■ **Objective**
Copy out each line that has "this" in it.

[start of Given data]

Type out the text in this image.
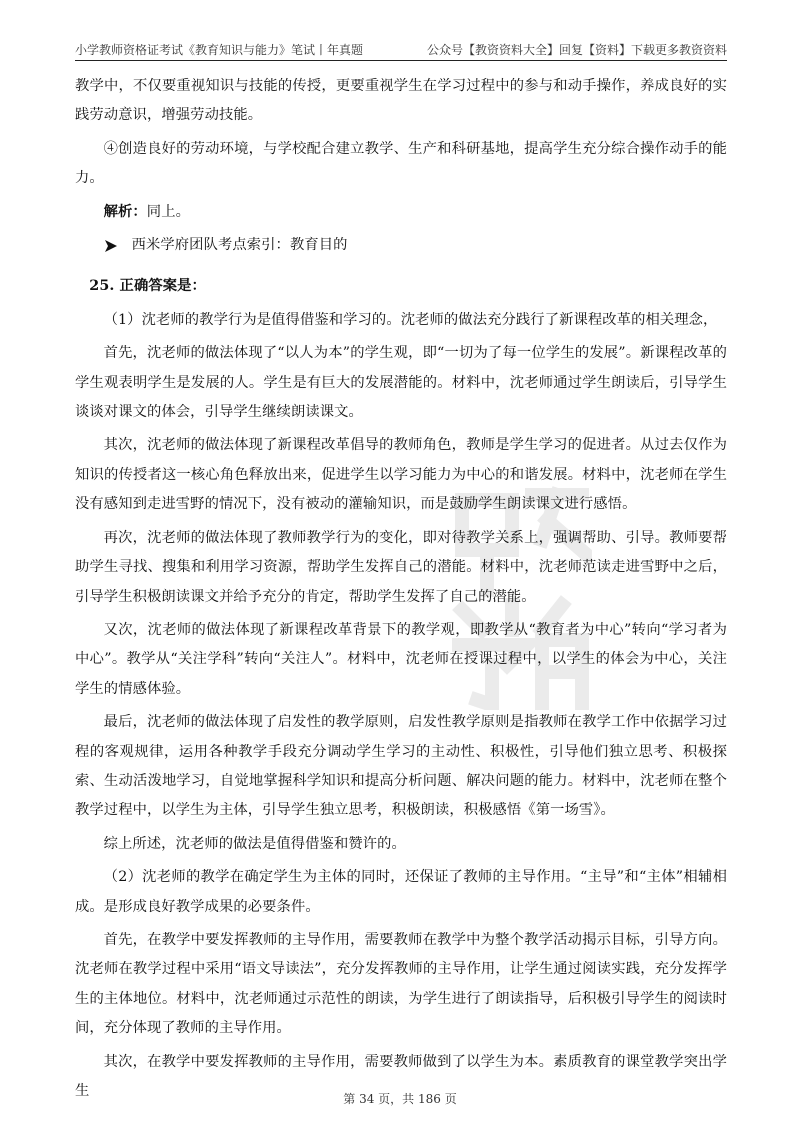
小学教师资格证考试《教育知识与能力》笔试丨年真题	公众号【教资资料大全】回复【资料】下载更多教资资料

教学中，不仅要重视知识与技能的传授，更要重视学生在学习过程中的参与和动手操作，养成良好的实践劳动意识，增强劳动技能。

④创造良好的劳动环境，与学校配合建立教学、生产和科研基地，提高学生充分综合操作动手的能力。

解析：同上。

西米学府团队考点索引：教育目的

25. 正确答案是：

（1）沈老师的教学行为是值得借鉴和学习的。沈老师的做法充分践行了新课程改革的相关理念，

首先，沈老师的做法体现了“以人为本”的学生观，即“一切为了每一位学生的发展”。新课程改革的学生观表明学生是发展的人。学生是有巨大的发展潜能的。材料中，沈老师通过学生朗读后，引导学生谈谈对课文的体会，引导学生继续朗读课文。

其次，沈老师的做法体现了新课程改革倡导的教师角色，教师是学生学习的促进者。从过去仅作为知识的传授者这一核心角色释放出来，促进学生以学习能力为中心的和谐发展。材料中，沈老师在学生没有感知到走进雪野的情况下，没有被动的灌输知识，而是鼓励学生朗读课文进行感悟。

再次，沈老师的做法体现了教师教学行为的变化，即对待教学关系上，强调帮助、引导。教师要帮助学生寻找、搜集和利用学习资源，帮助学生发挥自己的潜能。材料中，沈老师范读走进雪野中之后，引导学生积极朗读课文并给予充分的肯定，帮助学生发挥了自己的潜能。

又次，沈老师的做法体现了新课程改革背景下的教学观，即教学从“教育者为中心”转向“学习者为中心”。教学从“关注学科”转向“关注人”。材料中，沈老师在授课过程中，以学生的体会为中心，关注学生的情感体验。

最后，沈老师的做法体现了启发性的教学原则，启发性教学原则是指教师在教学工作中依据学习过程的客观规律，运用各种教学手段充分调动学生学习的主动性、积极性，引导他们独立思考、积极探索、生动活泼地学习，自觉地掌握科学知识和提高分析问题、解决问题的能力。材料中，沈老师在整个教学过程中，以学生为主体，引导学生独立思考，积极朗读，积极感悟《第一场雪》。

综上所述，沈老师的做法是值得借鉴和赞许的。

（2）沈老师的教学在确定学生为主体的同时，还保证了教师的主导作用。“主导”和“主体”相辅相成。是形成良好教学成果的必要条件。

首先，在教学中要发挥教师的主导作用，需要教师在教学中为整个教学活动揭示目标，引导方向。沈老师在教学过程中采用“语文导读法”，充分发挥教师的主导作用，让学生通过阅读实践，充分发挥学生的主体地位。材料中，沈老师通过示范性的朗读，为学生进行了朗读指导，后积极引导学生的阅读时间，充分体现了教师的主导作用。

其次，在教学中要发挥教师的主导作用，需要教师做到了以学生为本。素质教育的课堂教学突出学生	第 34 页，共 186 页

[end of Given data]
[start of Given data]

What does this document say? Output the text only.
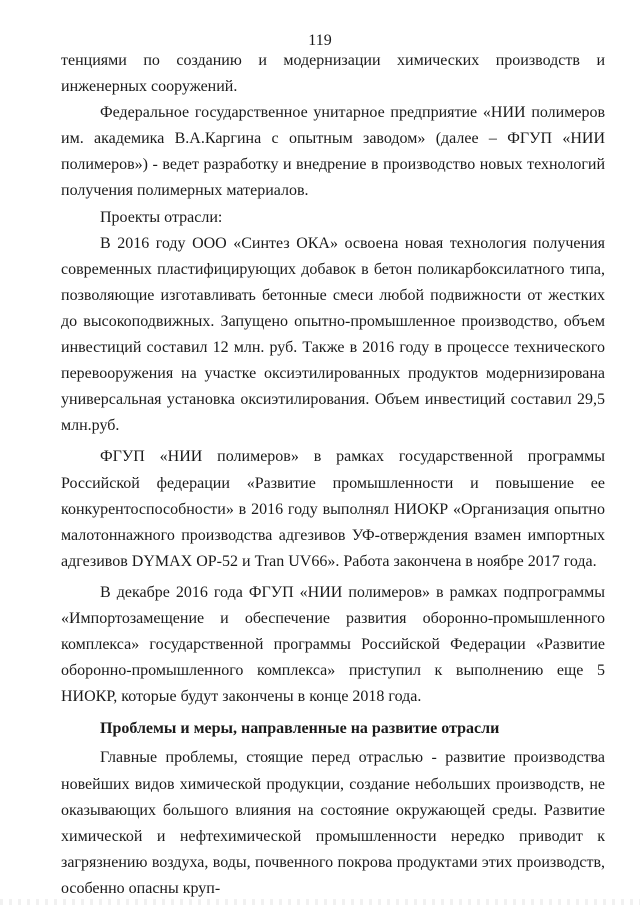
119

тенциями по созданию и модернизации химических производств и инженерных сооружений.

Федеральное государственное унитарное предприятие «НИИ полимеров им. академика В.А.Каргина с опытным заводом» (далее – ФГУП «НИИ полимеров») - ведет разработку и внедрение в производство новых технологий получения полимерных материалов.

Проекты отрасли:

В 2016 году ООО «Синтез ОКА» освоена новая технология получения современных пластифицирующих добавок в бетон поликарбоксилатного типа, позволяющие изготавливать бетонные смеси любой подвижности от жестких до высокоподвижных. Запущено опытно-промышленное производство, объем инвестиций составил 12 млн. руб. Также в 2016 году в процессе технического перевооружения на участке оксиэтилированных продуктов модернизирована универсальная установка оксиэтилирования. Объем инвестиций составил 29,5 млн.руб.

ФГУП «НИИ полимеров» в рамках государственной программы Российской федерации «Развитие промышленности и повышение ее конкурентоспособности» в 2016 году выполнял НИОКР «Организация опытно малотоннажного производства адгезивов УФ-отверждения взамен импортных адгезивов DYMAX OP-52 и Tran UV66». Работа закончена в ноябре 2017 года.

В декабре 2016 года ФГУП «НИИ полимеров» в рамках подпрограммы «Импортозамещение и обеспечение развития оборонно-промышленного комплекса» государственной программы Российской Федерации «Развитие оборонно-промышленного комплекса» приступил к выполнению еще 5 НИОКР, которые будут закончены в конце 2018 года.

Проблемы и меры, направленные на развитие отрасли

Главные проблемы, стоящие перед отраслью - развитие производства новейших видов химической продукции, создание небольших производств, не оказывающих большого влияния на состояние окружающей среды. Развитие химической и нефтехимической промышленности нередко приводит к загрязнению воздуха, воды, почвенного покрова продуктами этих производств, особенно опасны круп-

[end of Given data]

■ **Worked solution**
Type out the text in this image.
What does this document say? Output the text only.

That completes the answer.